→ YOUR OBJECTIVE: Show, in full, each line of the data that contains "kind".

▽

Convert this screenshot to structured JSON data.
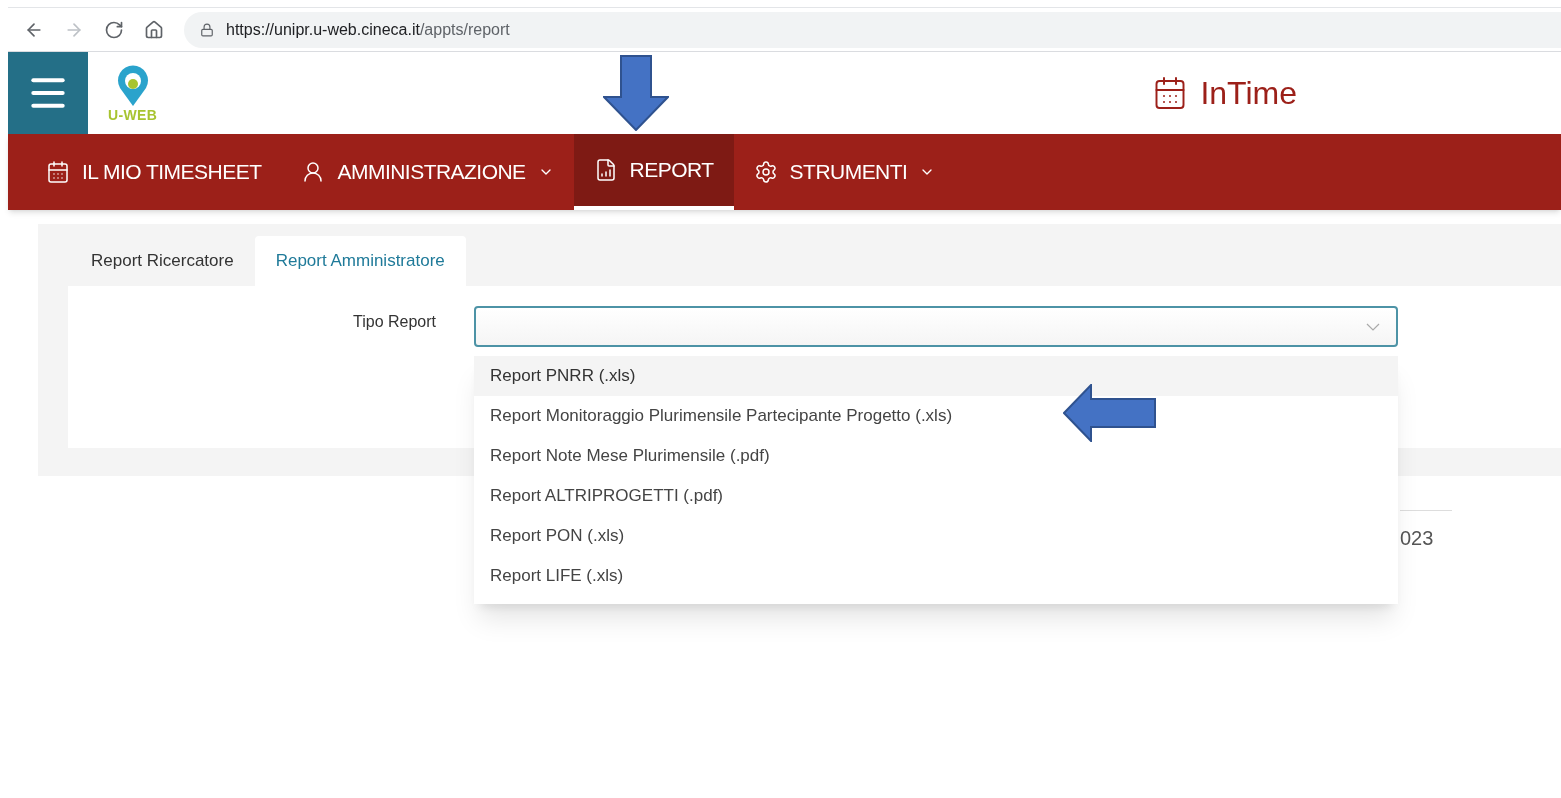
{
  "browser": {
    "url_host": "https://unipr.u-web.cineca.it",
    "url_path": "/appts/report"
  },
  "header": {
    "logo_text": "U-WEB",
    "app_title": "InTime"
  },
  "nav": [
    {
      "label": "IL MIO TIMESHEET",
      "kind": "calendar",
      "dropdown": false,
      "selected": false
    },
    {
      "label": "AMMINISTRAZIONE",
      "kind": "user",
      "dropdown": true,
      "selected": false
    },
    {
      "label": "REPORT",
      "kind": "report",
      "dropdown": false,
      "selected": true
    },
    {
      "label": "STRUMENTI",
      "kind": "gear",
      "dropdown": true,
      "selected": false
    }
  ],
  "tabs": [
    {
      "label": "Report Ricercatore",
      "selected": false
    },
    {
      "label": "Report Amministratore",
      "selected": true
    }
  ],
  "form": {
    "label": "Tipo Report",
    "options": [
      {
        "label": "Report PNRR (.xls)",
        "selected": true
      },
      {
        "label": "Report Monitoraggio Plurimensile Partecipante Progetto (.xls)",
        "selected": false
      },
      {
        "label": "Report Note Mese Plurimensile (.pdf)",
        "selected": false
      },
      {
        "label": "Report ALTRIPROGETTI (.pdf)",
        "selected": false
      },
      {
        "label": "Report PON (.xls)",
        "selected": false
      },
      {
        "label": "Report LIFE (.xls)",
        "selected": false
      }
    ]
  },
  "footer": {
    "text": "023"
  }
}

△

→ SOLUTION TO THE PROBLEM:
      "kind": "calendar",
      "kind": "user",
      "kind": "report",
      "kind": "gear",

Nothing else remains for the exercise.